## REQUIREMENTS
Pictures in the records should not be copied, but every other part must be repeated exactly.

[Saved entries]
_ _ _ _ _ _ _
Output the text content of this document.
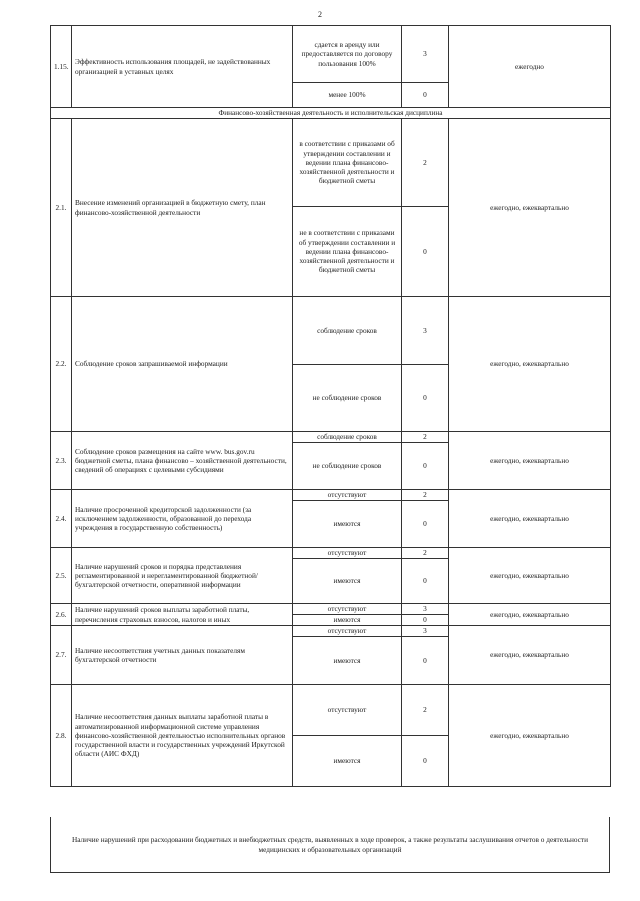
2
1.15.	Эффективность использования площадей, не задействованных организацией в уставных целях	сдается в аренду или предоставляется по договору пользования 100%	3	ежегодно
		менее 100%	0	
Финансово-хозяйственная деятельность и исполнительская дисциплина				
2.1.	Внесение изменений организацией в бюджетную смету, план финансово-хозяйственной деятельности	в соответствии с приказами об утверждении составлении и ведении плана финансово-хозяйственной деятельности и бюджетной сметы	2	ежегодно, ежеквартально
		не в соответствии с приказами об утверждении составлении и ведении плана финансово-хозяйственной деятельности и бюджетной сметы	0	
2.2.	Соблюдение сроков запрашиваемой информации	соблюдение сроков	3	ежегодно, ежеквартально
		не соблюдение сроков	0	
2.3.	Соблюдение сроков размещения на сайте www. bus.gov.ru бюджетной сметы, плана финансово – хозяйственной деятельности, сведений об операциях с целевыми субсидиями	соблюдение сроков	2	ежегодно, ежеквартально
		не соблюдение сроков	0	
2.4.	Наличие просроченной кредиторской задолженности (за исключением задолженности, образованной до перехода учреждения в государственную собственность)	отсутствуют	2	ежегодно, ежеквартально
		имеются	0	
2.5.	Наличие нарушений сроков и порядка представления регламентированной и нерегламентированной бюджетной/бухгалтерской отчетности, оперативной информации	отсутствуют	2	ежегодно, ежеквартально
		имеются	0	
2.6.	Наличие нарушений сроков выплаты заработной платы, перечисления страховых взносов, налогов и иных	отсутствуют	3	ежегодно, ежеквартально
		имеются	0	
2.7.	Наличие несоответствия учетных данных показателям бухгалтерской отчетности	отсутствуют	3	ежегодно, ежеквартально
		имеются	0	
2.8.	Наличие несоответствия данных выплаты заработной платы в автоматизированной информационной системе управления финансово-хозяйственной деятельностью исполнительных органов государственной власти и государственных учреждений Иркутской области (АИС ФХД)	отсутствуют	2	ежегодно, ежеквартально
		имеются	0	
Наличие нарушений при расходовании бюджетных и внебюджетных средств, выявленных в ходе проверок, а также результаты заслушивания отчетов о деятельности медицинских и образовательных организаций
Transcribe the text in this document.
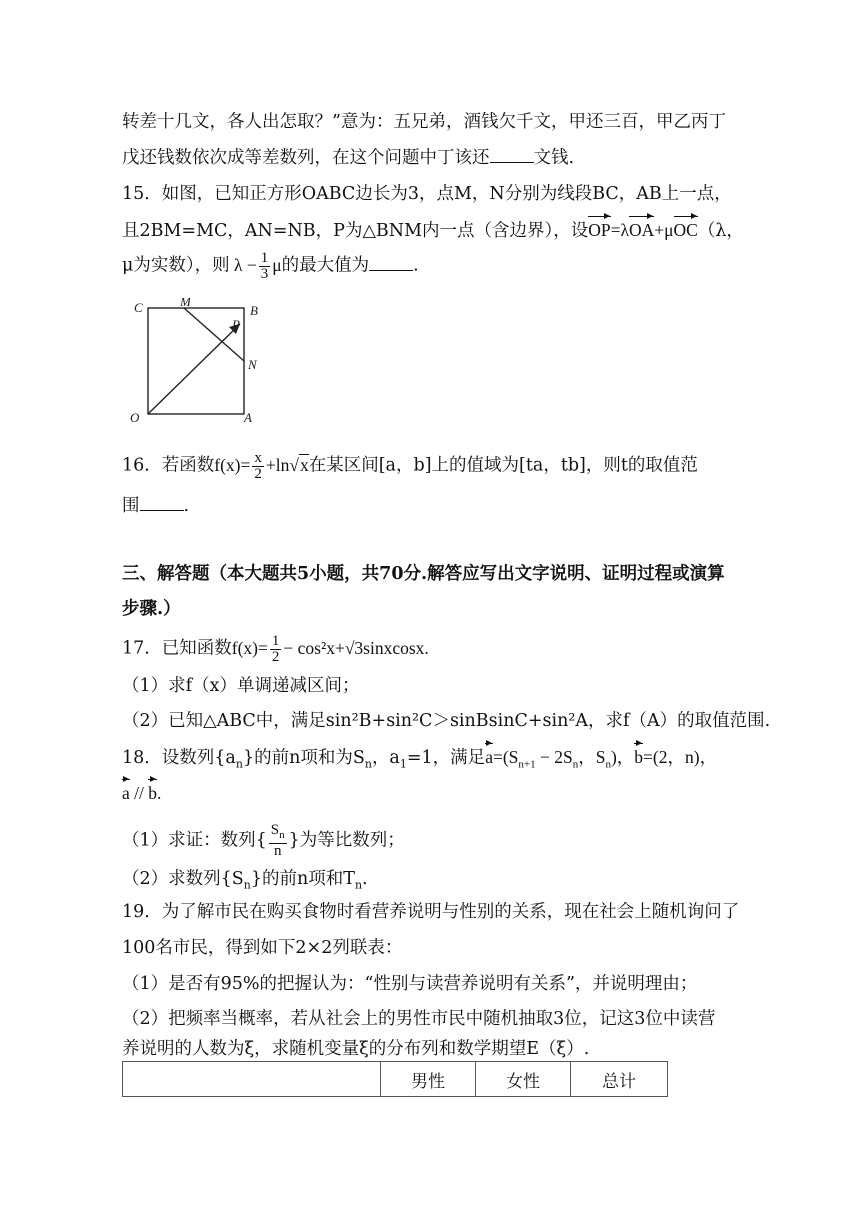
转差十几文，各人出怎取？”意为：五兄弟，酒钱欠千文，甲还三百，甲乙丙丁
戊还钱数依次成等差数列，在这个问题中丁该还	文钱.
15．如图，已知正方形OABC边长为3，点M，N分别为线段BC，AB上一点，
且2BM=MC，AN=NB，P为△BNM内一点（含边界），设OP=λOA+μOC（λ，
μ为实数），则 $\lambda - \frac{1}{3}$ μ的最大值为	.
C	M
B
P
N
O	A
16．若函数$f(x)= \frac{x}{2} +\ln√x$在某区间[a，b]上的值域为[ta，tb]，则t的取值范
围	.
三、解答题（本大题共5小题，共70分.解答应写出文字说明、证明过程或演算
步骤.）
17．已知函数$f(x)= \frac{1}{2}$ − cos²x+√3sinxcosx.
（1）求f（x）单调递减区间；
（2）已知△ABC中，满足sin²B+sin²C＞sinBsinC+sin²A，求f（A）的取值范围.
18．设数列$\{a_n\}$的前n项和为$S_n$，$a_1=1$，满足$a=(S_{n+1} - 2S_n$，$S_n$)，b=(2，n)，
a // b.
（1）求证：数列{ $\frac{S_n}{n}$ }为等比数列；
（2）求数列$\{S_n\}$的前n项和$T_n$.
19．为了解市民在购买食物时看营养说明与性别的关系，现在社会上随机询问了
100名市民，得到如下2×2列联表：
（1）是否有95%的把握认为：“性别与读营养说明有关系”，并说明理由；
（2）把频率当概率，若从社会上的男性市民中随机抽取3位，记这3位中读营
养说明的人数为ξ，求随机变量ξ的分布列和数学期望E（ξ）.
	男性	女性	总计
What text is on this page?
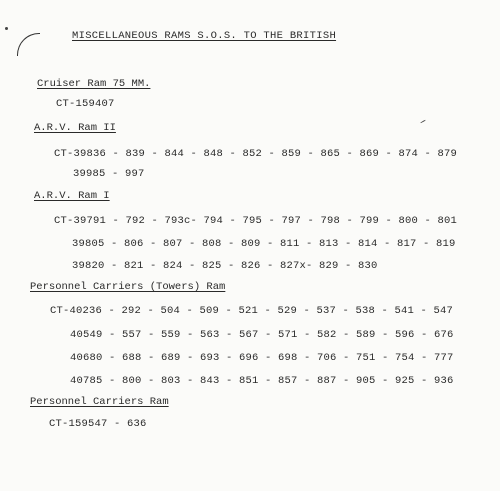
MISCELLANEOUS RAMS S.O.S. TO THE BRITISH
Cruiser Ram 75 MM.
CT-159407
A.R.V. Ram II
CT-39836 - 839 - 844 - 848 - 852 - 859 - 865 - 869 - 874 - 879
39985 - 997
A.R.V. Ram I
CT-39791 - 792 - 793c- 794 - 795 - 797 - 798 - 799 - 800 - 801
39805 - 806 - 807 - 808 - 809 - 811 - 813 - 814 - 817 - 819
39820 - 821 - 824 - 825 - 826 - 827x- 829 - 830
Personnel Carriers (Towers) Ram
CT-40236 - 292 - 504 - 509 - 521 - 529 - 537 - 538 - 541 - 547
40549 - 557 - 559 - 563 - 567 - 571 - 582 - 589 - 596 - 676
40680 - 688 - 689 - 693 - 696 - 698 - 706 - 751 - 754 - 777
40785 - 800 - 803 - 843 - 851 - 857 - 887 - 905 - 925 - 936
Personnel Carriers Ram
CT-159547 - 636
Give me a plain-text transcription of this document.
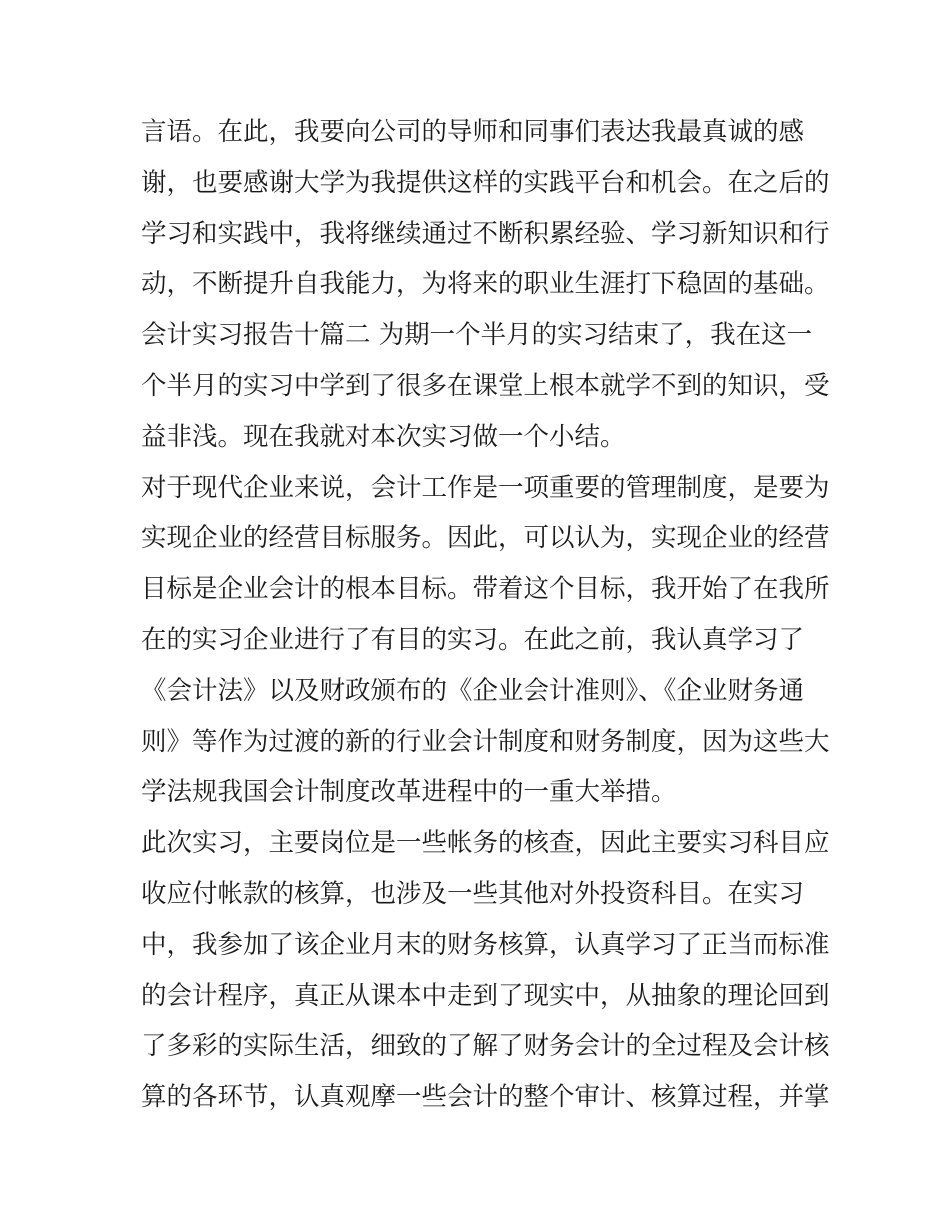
言语。在此，我要向公司的导师和同事们表达我最真诚的感
谢，也要感谢大学为我提供这样的实践平台和机会。在之后的
学习和实践中，我将继续通过不断积累经验、学习新知识和行
动，不断提升自我能力，为将来的职业生涯打下稳固的基础。
会计实习报告十篇二 为期一个半月的实习结束了，我在这一
个半月的实习中学到了很多在课堂上根本就学不到的知识，受
益非浅。现在我就对本次实习做一个小结。
对于现代企业来说，会计工作是一项重要的管理制度，是要为
实现企业的经营目标服务。因此，可以认为，实现企业的经营
目标是企业会计的根本目标。带着这个目标，我开始了在我所
在的实习企业进行了有目的实习。在此之前，我认真学习了
《会计法》以及财政颁布的《企业会计准则》、《企业财务通
则》等作为过渡的新的行业会计制度和财务制度，因为这些大
学法规我国会计制度改革进程中的一重大举措。
此次实习，主要岗位是一些帐务的核查，因此主要实习科目应
收应付帐款的核算，也涉及一些其他对外投资科目。在实习
中，我参加了该企业月末的财务核算，认真学习了正当而标准
的会计程序，真正从课本中走到了现实中，从抽象的理论回到
了多彩的实际生活，细致的了解了财务会计的全过程及会计核
算的各环节，认真观摩一些会计的整个审计、核算过程，并掌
_ _ _ _ _ _ _
## FULL OUTPUT
Output the text content of this document.
2
1.15.	Эффективность использования площадей, не задействованных организацией в уставных целях	сдается в аренду или предоставляется по договору пользования 100%	3	ежегодно
		менее 100%	0	
Финансово-хозяйственная деятельность и исполнительская дисциплина				
2.1.	Внесение изменений организацией в бюджетную смету, план финансово-хозяйственной деятельности	в соответствии с приказами об утверждении составлении и ведении плана финансово-хозяйственной деятельности и бюджетной сметы	2	ежегодно, ежеквартально
		не в соответствии с приказами об утверждении составлении и ведении плана финансово-хозяйственной деятельности и бюджетной сметы	0	
2.2.	Соблюдение сроков запрашиваемой информации	соблюдение сроков	3	ежегодно, ежеквартально
		не соблюдение сроков	0	
2.3.	Соблюдение сроков размещения на сайте www. bus.gov.ru бюджетной сметы, плана финансово – хозяйственной деятельности, сведений об операциях с целевыми субсидиями	соблюдение сроков	2	ежегодно, ежеквартально
		не соблюдение сроков	0	
2.4.	Наличие просроченной кредиторской задолженности (за исключением задолженности, образованной до перехода учреждения в государственную собственность)	отсутствуют	2	ежегодно, ежеквартально
		имеются	0	
2.5.	Наличие нарушений сроков и порядка представления регламентированной и нерегламентированной бюджетной/бухгалтерской отчетности, оперативной информации	отсутствуют	2	ежегодно, ежеквартально
		имеются	0	
2.6.	Наличие нарушений сроков выплаты заработной платы, перечисления страховых взносов, налогов и иных	отсутствуют	3	ежегодно, ежеквартально
		имеются	0	
2.7.	Наличие несоответствия учетных данных показателям бухгалтерской отчетности	отсутствуют	3	ежегодно, ежеквартально
		имеются	0	
2.8.	Наличие несоответствия данных выплаты заработной платы в автоматизированной информационной системе управления финансово-хозяйственной деятельностью исполнительных органов государственной власти и государственных учреждений Иркутской области (АИС ФХД)	отсутствуют	2	ежегодно, ежеквартально
		имеются	0	
Наличие нарушений при расходовании бюджетных и внебюджетных средств, выявленных в ходе проверок, а также результаты заслушивания отчетов о деятельности медицинских и образовательных организаций
Transcribe the text in this document.
转差十几文，各人出怎取？”意为：五兄弟，酒钱欠千文，甲还三百，甲乙丙丁
戊还钱数依次成等差数列，在这个问题中丁该还	文钱.
15．如图，已知正方形OABC边长为3，点M，N分别为线段BC，AB上一点，
且2BM=MC，AN=NB，P为△BNM内一点（含边界），设OP=λOA+μOC（λ，
μ为实数），则 $\lambda - \frac{1}{3}$ μ的最大值为	.
C	M
B
P
N
O	A
16．若函数$f(x)= \frac{x}{2} +\ln√x$在某区间[a，b]上的值域为[ta，tb]，则t的取值范
围	.
三、解答题（本大题共5小题，共70分.解答应写出文字说明、证明过程或演算
步骤.）
17．已知函数$f(x)= \frac{1}{2}$ − cos²x+√3sinxcosx.
（1）求f（x）单调递减区间；
（2）已知△ABC中，满足sin²B+sin²C＞sinBsinC+sin²A，求f（A）的取值范围.
18．设数列$\{a_n\}$的前n项和为$S_n$，$a_1=1$，满足$a=(S_{n+1} - 2S_n$，$S_n$)，b=(2，n)，
a // b.
（1）求证：数列{ $\frac{S_n}{n}$ }为等比数列；
（2）求数列$\{S_n\}$的前n项和$T_n$.
19．为了解市民在购买食物时看营养说明与性别的关系，现在社会上随机询问了
100名市民，得到如下2×2列联表：
（1）是否有95%的把握认为：“性别与读营养说明有关系”，并说明理由；
（2）把频率当概率，若从社会上的男性市民中随机抽取3位，记这3位中读营
养说明的人数为ξ，求随机变量ξ的分布列和数学期望E（ξ）.
	男性	女性	总计
What text is on this page?
MISCELLANEOUS RAMS S.O.S. TO THE BRITISH
Cruiser Ram 75 MM.
CT-159407
A.R.V. Ram II
CT-39836 - 839 - 844 - 848 - 852 - 859 - 865 - 869 - 874 - 879
39985 - 997
A.R.V. Ram I
CT-39791 - 792 - 793c- 794 - 795 - 797 - 798 - 799 - 800 - 801
39805 - 806 - 807 - 808 - 809 - 811 - 813 - 814 - 817 - 819
39820 - 821 - 824 - 825 - 826 - 827x- 829 - 830
Personnel Carriers (Towers) Ram
CT-40236 - 292 - 504 - 509 - 521 - 529 - 537 - 538 - 541 - 547
40549 - 557 - 559 - 563 - 567 - 571 - 582 - 589 - 596 - 676
40680 - 688 - 689 - 693 - 696 - 698 - 706 - 751 - 754 - 777
40785 - 800 - 803 - 843 - 851 - 857 - 887 - 905 - 925 - 936
Personnel Carriers Ram
CT-159547 - 636
Give me a plain-text transcription of this document.
言语。在此，我要向公司的导师和同事们表达我最真诚的感
谢，也要感谢大学为我提供这样的实践平台和机会。在之后的
学习和实践中，我将继续通过不断积累经验、学习新知识和行
动，不断提升自我能力，为将来的职业生涯打下稳固的基础。
会计实习报告十篇二 为期一个半月的实习结束了，我在这一
个半月的实习中学到了很多在课堂上根本就学不到的知识，受
益非浅。现在我就对本次实习做一个小结。
对于现代企业来说，会计工作是一项重要的管理制度，是要为
实现企业的经营目标服务。因此，可以认为，实现企业的经营
目标是企业会计的根本目标。带着这个目标，我开始了在我所
在的实习企业进行了有目的实习。在此之前，我认真学习了
《会计法》以及财政颁布的《企业会计准则》、《企业财务通
则》等作为过渡的新的行业会计制度和财务制度，因为这些大
学法规我国会计制度改革进程中的一重大举措。
此次实习，主要岗位是一些帐务的核查，因此主要实习科目应
收应付帐款的核算，也涉及一些其他对外投资科目。在实习
中，我参加了该企业月末的财务核算，认真学习了正当而标准
的会计程序，真正从课本中走到了现实中，从抽象的理论回到
了多彩的实际生活，细致的了解了财务会计的全过程及会计核
算的各环节，认真观摩一些会计的整个审计、核算过程，并掌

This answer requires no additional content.